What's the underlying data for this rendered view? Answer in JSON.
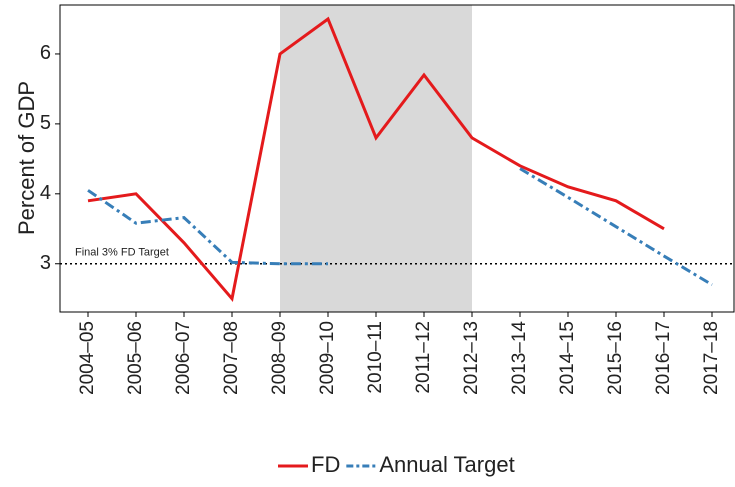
{
  "chart_data": {
    "type": "line",
    "y_label": "Percent of GDP",
    "categories": [
      "2004–05",
      "2005–06",
      "2006–07",
      "2007–08",
      "2008–09",
      "2009–10",
      "2010–11",
      "2011–12",
      "2012–13",
      "2013–14",
      "2014–15",
      "2015–16",
      "2016–17",
      "2017–18"
    ],
    "series": [
      {
        "name": "FD",
        "color": "#e41a1c",
        "dash": "solid",
        "values": [
          3.9,
          4.0,
          3.3,
          2.5,
          6.0,
          6.5,
          4.8,
          5.7,
          4.8,
          4.4,
          4.1,
          3.9,
          3.5,
          null
        ]
      },
      {
        "name": "Annual Target",
        "color": "#377eb8",
        "dash": "dashdot",
        "values": [
          4.05,
          3.58,
          3.66,
          3.02,
          3.0,
          3.0,
          null,
          null,
          null,
          4.36,
          3.95,
          3.53,
          3.11,
          2.7
        ]
      }
    ],
    "shaded": {
      "from": "2008–09",
      "to": "2012–13",
      "color": "#d9d9d9"
    },
    "reference_line": {
      "value": 3,
      "label": "Final 3% FD Target"
    },
    "ylim": [
      2.31,
      6.7
    ],
    "yticks": [
      3,
      4,
      5,
      6
    ],
    "grid": false,
    "legend": "bottom"
  }
}
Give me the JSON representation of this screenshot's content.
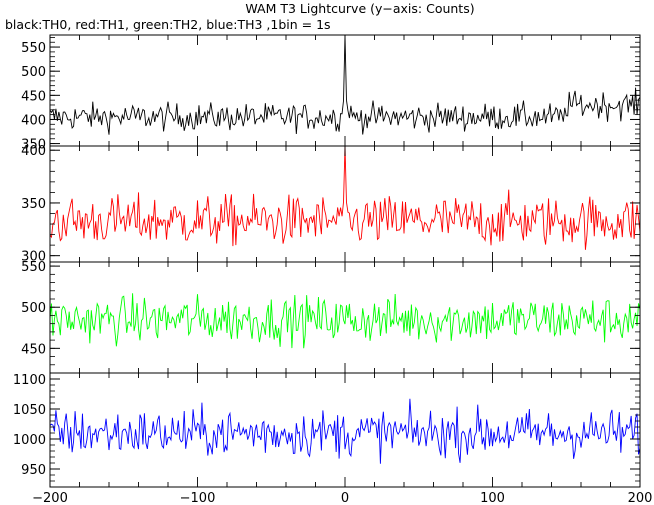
{
  "chart_data": {
    "type": "line",
    "title": "WAM T3 Lightcurve (y−axis: Counts)",
    "subtitle": "black:TH0, red:TH1, green:TH2, blue:TH3 ,1bin = 1s",
    "xlim": [
      -200,
      200
    ],
    "x_ticks": [
      -200,
      -100,
      0,
      100,
      200
    ],
    "x_tick_labels": [
      "−200",
      "−100",
      "0",
      "100",
      "200"
    ],
    "bin_width": 1,
    "grid": false,
    "panels": [
      {
        "color": "#000000",
        "ylim": [
          345,
          575
        ],
        "y_ticks": [
          350,
          400,
          450,
          500,
          550
        ],
        "mean": 405,
        "noise": 20,
        "burst": {
          "x": 0,
          "peak": 575
        },
        "feature": {
          "x_start": 150,
          "x_end": 200,
          "level": 430
        }
      },
      {
        "color": "#ff0000",
        "ylim": [
          294,
          404
        ],
        "y_ticks": [
          300,
          350,
          400
        ],
        "mean": 333,
        "noise": 17,
        "burst": {
          "x": 0,
          "peak": 404
        }
      },
      {
        "color": "#00ff00",
        "ylim": [
          420,
          555
        ],
        "y_ticks": [
          450,
          500,
          550
        ],
        "mean": 485,
        "noise": 20,
        "burst": null
      },
      {
        "color": "#0000ff",
        "ylim": [
          920,
          1110
        ],
        "y_ticks": [
          950,
          1000,
          1050,
          1100
        ],
        "mean": 1010,
        "noise": 28,
        "burst": null
      }
    ]
  }
}
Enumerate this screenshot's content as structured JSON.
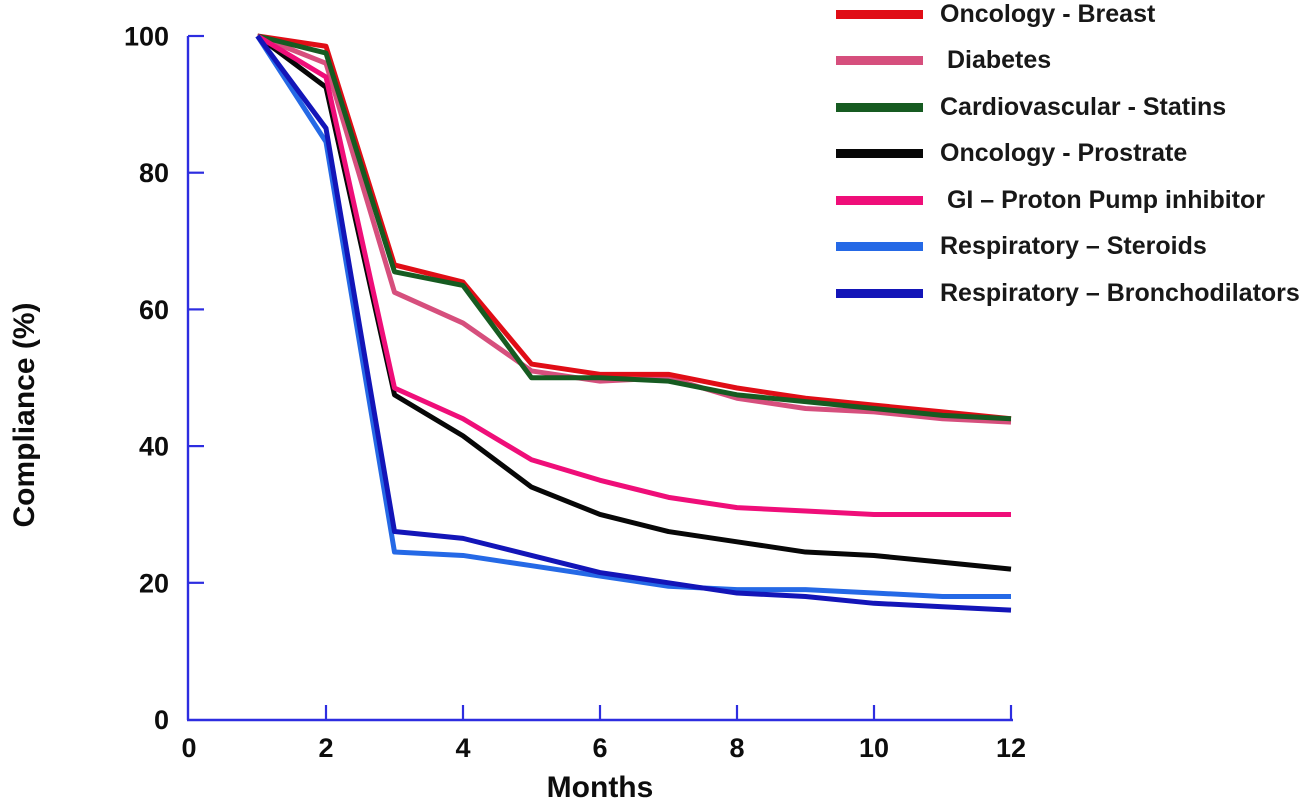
{
  "figure": {
    "x_axis_title": "Months",
    "y_axis_title": "Compliance (%)"
  },
  "chart_data": {
    "type": "line",
    "title": "",
    "xlabel": "Months",
    "ylabel": "Compliance (%)",
    "xlim": [
      0,
      12
    ],
    "ylim": [
      0,
      100
    ],
    "x_ticks": [
      0,
      2,
      4,
      6,
      8,
      10,
      12
    ],
    "y_ticks": [
      0,
      20,
      40,
      60,
      80,
      100
    ],
    "grid": false,
    "legend_position": "top-right",
    "axis_color": "#2d2de0",
    "tick_label_color": "#0d0d0d",
    "x": [
      1,
      2,
      3,
      4,
      5,
      6,
      7,
      8,
      9,
      10,
      11,
      12
    ],
    "series": [
      {
        "name": "Oncology - Breast",
        "color": "#e00d16",
        "values": [
          100,
          98.5,
          66.5,
          64,
          52,
          50.5,
          50.5,
          48.5,
          47,
          46,
          45,
          44
        ]
      },
      {
        "name": " Diabetes",
        "color": "#d64f7d",
        "values": [
          100,
          96,
          62.5,
          58,
          51,
          49.5,
          50,
          47,
          45.5,
          45,
          44,
          43.5
        ]
      },
      {
        "name": "Cardiovascular - Statins",
        "color": "#165b21",
        "values": [
          100,
          97.5,
          65.5,
          63.5,
          50,
          50,
          49.5,
          47.5,
          46.5,
          45.5,
          44.5,
          44
        ]
      },
      {
        "name": "Oncology - Prostrate",
        "color": "#070707",
        "values": [
          100,
          92.5,
          47.5,
          41.5,
          34,
          30,
          27.5,
          26,
          24.5,
          24,
          23,
          22
        ]
      },
      {
        "name": " GI – Proton Pump inhibitor",
        "color": "#ef0e79",
        "values": [
          100,
          94,
          48.5,
          44,
          38,
          35,
          32.5,
          31,
          30.5,
          30,
          30,
          30
        ]
      },
      {
        "name": "Respiratory – Steroids",
        "color": "#2569e6",
        "values": [
          100,
          84.5,
          24.5,
          24,
          22.5,
          21,
          19.5,
          19,
          19,
          18.5,
          18,
          18
        ]
      },
      {
        "name": "Respiratory – Bronchodilators",
        "color": "#1315b8",
        "values": [
          100,
          86.5,
          27.5,
          26.5,
          24,
          21.5,
          20,
          18.5,
          18,
          17,
          16.5,
          16
        ]
      }
    ]
  }
}
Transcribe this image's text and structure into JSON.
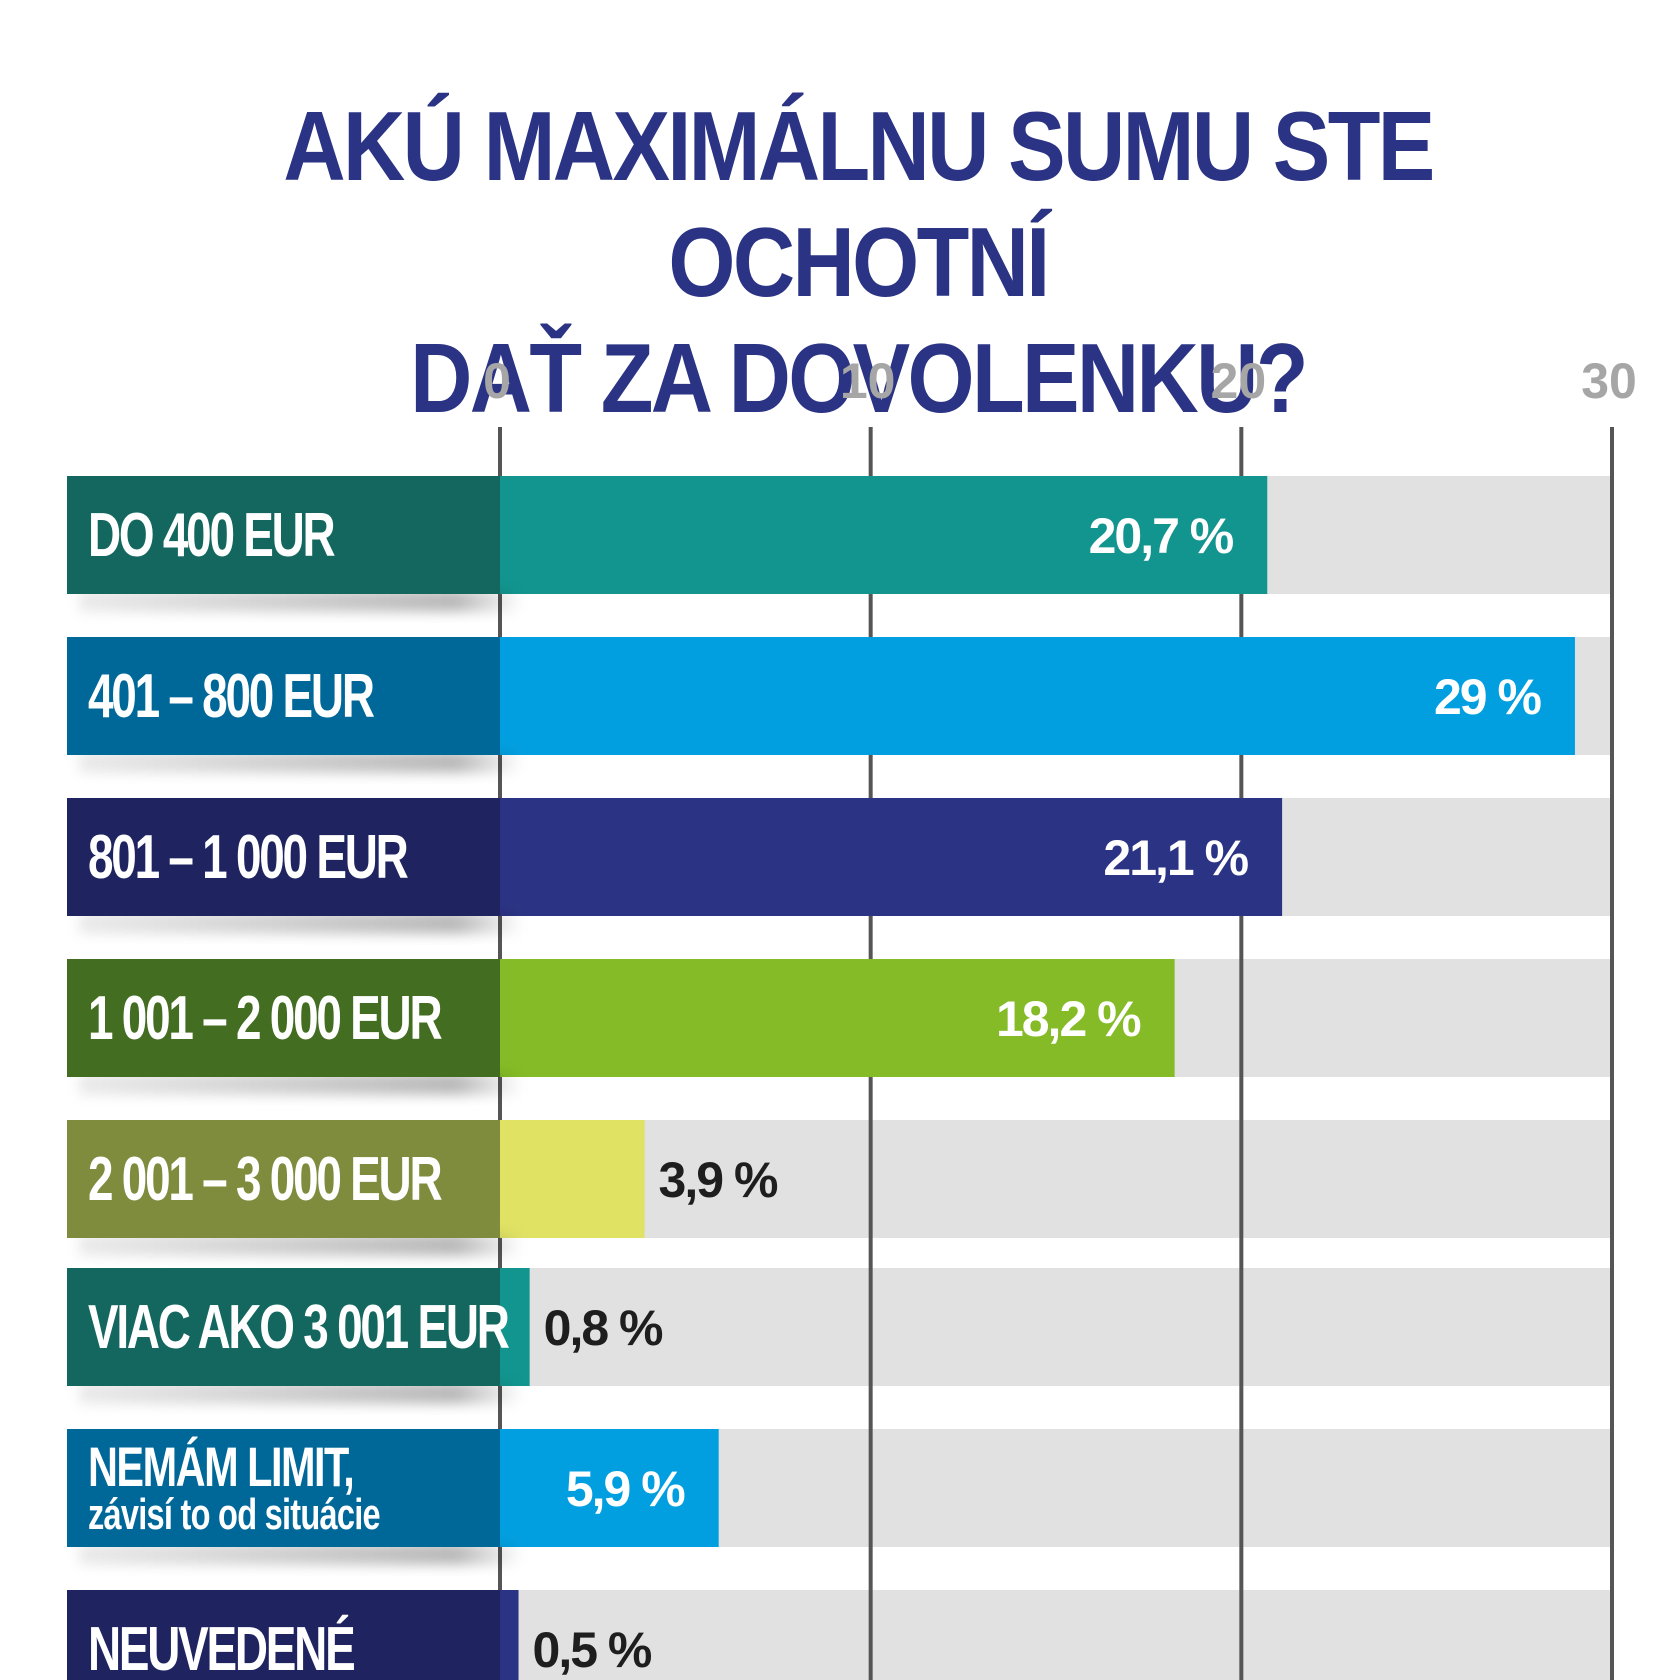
{
  "chart_data": {
    "type": "bar",
    "orientation": "horizontal",
    "title_lines": [
      "AKÚ MAXIMÁLNU SUMU STE OCHOTNÍ",
      "DAŤ ZA DOVOLENKU?"
    ],
    "xlim": [
      0,
      30
    ],
    "x_ticks": [
      "0",
      "10",
      "20",
      "30"
    ],
    "grid": true,
    "categories": [
      [
        "DO 400 EUR"
      ],
      [
        "401 – 800 EUR"
      ],
      [
        "801 – 1 000 EUR"
      ],
      [
        "1 001 – 2 000 EUR"
      ],
      [
        "2 001 – 3 000 EUR"
      ],
      [
        "VIAC AKO 3 001 EUR"
      ],
      [
        "NEMÁM LIMIT,",
        "závisí to od situácie"
      ],
      [
        "NEUVEDENÉ"
      ]
    ],
    "values": [
      20.7,
      29,
      21.1,
      18.2,
      3.9,
      0.8,
      5.9,
      0.5
    ],
    "value_labels": [
      "20,7  %",
      "29 %",
      "21,1 %",
      "18,2 %",
      "3,9 %",
      "0,8 %",
      "5,9 %",
      "0,5 %"
    ],
    "label_colors": [
      "#13675f",
      "#006799",
      "#1f2461",
      "#436d21",
      "#7f8c3d",
      "#13675f",
      "#006799",
      "#1f2461"
    ],
    "bar_colors": [
      "#12958f",
      "#029fe0",
      "#2b3384",
      "#84bb26",
      "#dfe263",
      "#12958f",
      "#029fe0",
      "#2b3384"
    ],
    "value_label_colors": [
      "#ffffff",
      "#ffffff",
      "#ffffff",
      "#ffffff",
      "#1e1e1e",
      "#1e1e1e",
      "#ffffff",
      "#1e1e1e"
    ],
    "track_color": "#e1e1e1",
    "grid_color": "#555555"
  }
}
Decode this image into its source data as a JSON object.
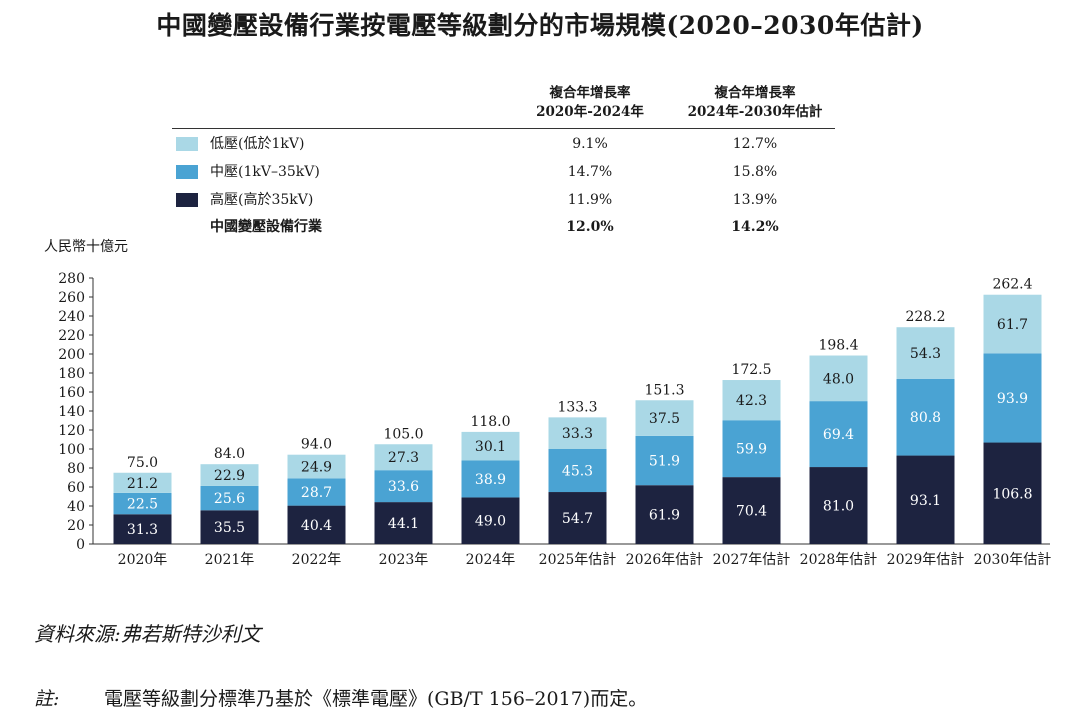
{
  "title": "中國變壓設備行業按電壓等級劃分的市場規模(2020–2030年估計)",
  "legend": {
    "header_col1": [
      "複合年增長率",
      "2020年-2024年"
    ],
    "header_col2": [
      "複合年增長率",
      "2024年-2030年估計"
    ],
    "rows": [
      {
        "label": "低壓(低於1kV)",
        "cagr1": "9.1%",
        "cagr2": "12.7%",
        "color": "#aad8e6"
      },
      {
        "label": "中壓(1kV–35kV)",
        "cagr1": "14.7%",
        "cagr2": "15.8%",
        "color": "#4aa3d3"
      },
      {
        "label": "高壓(高於35kV)",
        "cagr1": "11.9%",
        "cagr2": "13.9%",
        "color": "#1d2340"
      }
    ],
    "total": {
      "label": "中國變壓設備行業",
      "cagr1": "12.0%",
      "cagr2": "14.2%"
    }
  },
  "chart_data": {
    "type": "bar",
    "stacked": true,
    "ylabel": "人民幣十億元",
    "ylim": [
      0,
      280
    ],
    "yticks": [
      0,
      20,
      40,
      60,
      80,
      100,
      120,
      140,
      160,
      180,
      200,
      220,
      240,
      260,
      280
    ],
    "categories": [
      "2020年",
      "2021年",
      "2022年",
      "2023年",
      "2024年",
      "2025年估計",
      "2026年估計",
      "2027年估計",
      "2028年估計",
      "2029年估計",
      "2030年估計"
    ],
    "series": [
      {
        "name": "高壓(高於35kV)",
        "color": "#1d2340",
        "label_color": "#ffffff",
        "values": [
          31.3,
          35.5,
          40.4,
          44.1,
          49.0,
          54.7,
          61.9,
          70.4,
          81.0,
          93.1,
          106.8
        ],
        "labels": [
          "31.3",
          "35.5",
          "40.4",
          "44.1",
          "49.0",
          "54.7",
          "61.9",
          "70.4",
          "81.0",
          "93.1",
          "106.8"
        ]
      },
      {
        "name": "中壓(1kV–35kV)",
        "color": "#4aa3d3",
        "label_color": "#ffffff",
        "values": [
          22.5,
          25.6,
          28.7,
          33.6,
          38.9,
          45.3,
          51.9,
          59.9,
          69.4,
          80.8,
          93.9
        ],
        "labels": [
          "22.5",
          "25.6",
          "28.7",
          "33.6",
          "38.9",
          "45.3",
          "51.9",
          "59.9",
          "69.4",
          "80.8",
          "93.9"
        ]
      },
      {
        "name": "低壓(低於1kV)",
        "color": "#aad8e6",
        "label_color": "#1a1a1a",
        "values": [
          21.2,
          22.9,
          24.9,
          27.3,
          30.1,
          33.3,
          37.5,
          42.3,
          48.0,
          54.3,
          61.7
        ],
        "labels": [
          "21.2",
          "22.9",
          "24.9",
          "27.3",
          "30.1",
          "33.3",
          "37.5",
          "42.3",
          "48.0",
          "54.3",
          "61.7"
        ]
      }
    ],
    "totals": [
      75.0,
      84.0,
      94.0,
      105.0,
      118.0,
      133.3,
      151.3,
      172.5,
      198.4,
      228.2,
      262.4
    ],
    "total_labels": [
      "75.0",
      "84.0",
      "94.0",
      "105.0",
      "118.0",
      "133.3",
      "151.3",
      "172.5",
      "198.4",
      "228.2",
      "262.4"
    ]
  },
  "source": "資料來源:弗若斯特沙利文",
  "note_label": "註:",
  "note_text": "電壓等級劃分標準乃基於《標準電壓》(GB/T 156–2017)而定。"
}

= SET EXERCISE =
The answer must consist solely of the number of lines in the entries that contain the word "this".

= WRITTEN SOLUTION =
5